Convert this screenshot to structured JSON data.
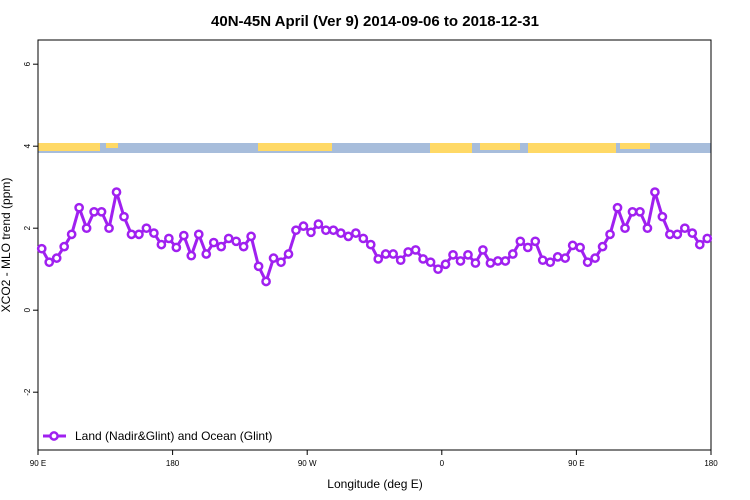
{
  "chart_data": {
    "type": "line",
    "title": "40N-45N April (Ver 9)   2014-09-06 to 2018-12-31",
    "x_label": "Longitude (deg E)",
    "y_label": "XCO2 - MLO trend (ppm)",
    "xlim": [
      90,
      540
    ],
    "ylim": [
      -3.41,
      6.59
    ],
    "xticks": [
      {
        "value": 90,
        "label": "90 E"
      },
      180,
      {
        "value": 270,
        "label": "90 W"
      },
      {
        "value": 360,
        "label": "0"
      },
      {
        "value": 450,
        "label": "90 E"
      },
      {
        "value": 540,
        "label": "180"
      }
    ],
    "yticks": [
      -2,
      0,
      2,
      4,
      6
    ],
    "legend": "bottom-left",
    "x": [
      92.5,
      97.5,
      102.5,
      107.5,
      112.5,
      117.5,
      122.5,
      127.5,
      132.5,
      137.5,
      142.5,
      147.5,
      152.5,
      157.5,
      162.5,
      167.5,
      172.5,
      177.5,
      182.5,
      187.5,
      192.5,
      197.5,
      202.5,
      207.5,
      212.5,
      217.5,
      222.5,
      227.5,
      232.5,
      237.5,
      242.5,
      247.5,
      252.5,
      257.5,
      262.5,
      267.5,
      272.5,
      277.5,
      282.5,
      287.5,
      292.5,
      297.5,
      302.5,
      307.5,
      312.5,
      317.5,
      322.5,
      327.5,
      332.5,
      337.5,
      342.5,
      347.5,
      352.5,
      357.5,
      362.5,
      367.5,
      372.5,
      377.5,
      382.5,
      387.5,
      392.5,
      397.5,
      402.5,
      407.5,
      412.5,
      417.5,
      422.5,
      427.5,
      432.5,
      437.5,
      442.5,
      447.5,
      452.5,
      457.5,
      462.5,
      467.5,
      472.5,
      477.5,
      482.5,
      487.5,
      492.5,
      497.5,
      502.5,
      507.5,
      512.5,
      517.5,
      522.5,
      527.5,
      532.5,
      537.5
    ],
    "series": [
      {
        "name": "Land (Nadir&Glint) and Ocean (Glint)",
        "color": "#a020f0",
        "values": [
          1.5,
          1.17,
          1.27,
          1.55,
          1.85,
          2.5,
          2.0,
          2.4,
          2.4,
          2.0,
          2.88,
          2.28,
          1.85,
          1.85,
          2.0,
          1.88,
          1.6,
          1.75,
          1.53,
          1.82,
          1.33,
          1.85,
          1.37,
          1.65,
          1.55,
          1.75,
          1.68,
          1.55,
          1.8,
          1.07,
          0.7,
          1.27,
          1.17,
          1.37,
          1.95,
          2.05,
          1.9,
          2.1,
          1.95,
          1.95,
          1.88,
          1.8,
          1.88,
          1.75,
          1.6,
          1.25,
          1.37,
          1.37,
          1.22,
          1.42,
          1.47,
          1.25,
          1.17,
          1.0,
          1.12,
          1.35,
          1.2,
          1.35,
          1.15,
          1.47,
          1.15,
          1.2,
          1.2,
          1.37,
          1.68,
          1.53,
          1.68,
          1.22,
          1.17,
          1.3,
          1.27,
          1.58,
          1.53,
          1.17,
          1.27,
          1.55,
          1.85,
          2.5,
          2.0,
          2.4,
          2.4,
          2.0,
          2.88,
          2.28,
          1.85,
          1.85,
          2.0,
          1.88,
          1.6,
          1.75
        ]
      }
    ]
  }
}
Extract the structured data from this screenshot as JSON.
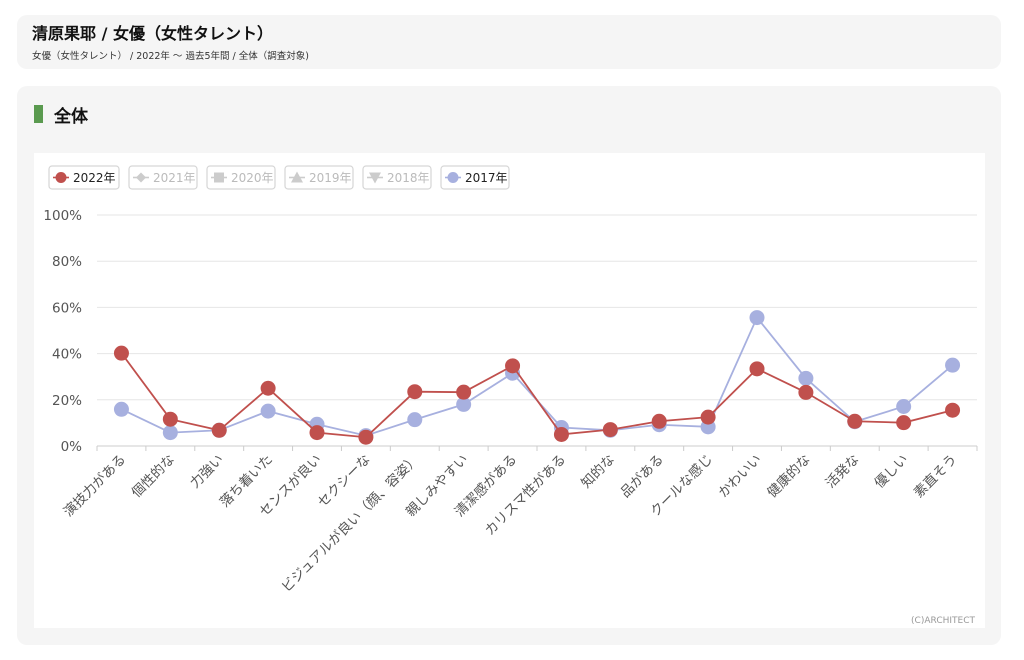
{
  "header": {
    "title": "清原果耶 / 女優（女性タレント）",
    "breadcrumb": "女優（女性タレント） / 2022年 〜 過去5年間 / 全体（調査対象)"
  },
  "section": {
    "title": "全体"
  },
  "copyright": "(C)ARCHITECT",
  "colors": {
    "accent_bar": "#5a9a4f",
    "series_2022": "#c0504d",
    "series_2017": "#a7b0df",
    "inactive": "#cccccc"
  },
  "chart_data": {
    "type": "line",
    "categories": [
      "演技力がある",
      "個性的な",
      "力強い",
      "落ち着いた",
      "センスが良い",
      "セクシーな",
      "ビジュアルが良い（顔、容姿）",
      "親しみやすい",
      "清潔感がある",
      "カリスマ性がある",
      "知的な",
      "品がある",
      "クールな感じ",
      "かわいい",
      "健康的な",
      "活発な",
      "優しい",
      "素直そう"
    ],
    "ylim": [
      0,
      100
    ],
    "yticks": [
      "0%",
      "20%",
      "40%",
      "60%",
      "80%",
      "100%"
    ],
    "grid": true,
    "legend_placement": "top-left",
    "legend": [
      {
        "name": "2022年",
        "active": true,
        "marker": "circle",
        "color": "#c0504d"
      },
      {
        "name": "2021年",
        "active": false,
        "marker": "diamond",
        "color": "#cccccc"
      },
      {
        "name": "2020年",
        "active": false,
        "marker": "square",
        "color": "#cccccc"
      },
      {
        "name": "2019年",
        "active": false,
        "marker": "triangle",
        "color": "#cccccc"
      },
      {
        "name": "2018年",
        "active": false,
        "marker": "triangle-down",
        "color": "#cccccc"
      },
      {
        "name": "2017年",
        "active": true,
        "marker": "circle",
        "color": "#a7b0df"
      }
    ],
    "series": [
      {
        "name": "2017年",
        "color": "#a7b0df",
        "values": [
          15.9,
          5.8,
          6.8,
          15.1,
          9.4,
          4.5,
          11.4,
          18,
          31.5,
          8,
          6.8,
          9.2,
          8.3,
          55.6,
          29.3,
          10.5,
          17.1,
          35
        ]
      },
      {
        "name": "2022年",
        "color": "#c0504d",
        "values": [
          40.2,
          11.6,
          6.8,
          25,
          5.8,
          3.8,
          23.5,
          23.3,
          34.7,
          5,
          7.1,
          10.7,
          12.5,
          33.4,
          23.2,
          10.7,
          10.1,
          15.5
        ]
      }
    ]
  }
}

=-=-=-=-=

● THE TASK
Select all lines in the listing that include the word "screenshot".

● FULL SOLUTION
Convert this screenshot to structured JSON data.
Extract the structured data from this screenshot as JSON.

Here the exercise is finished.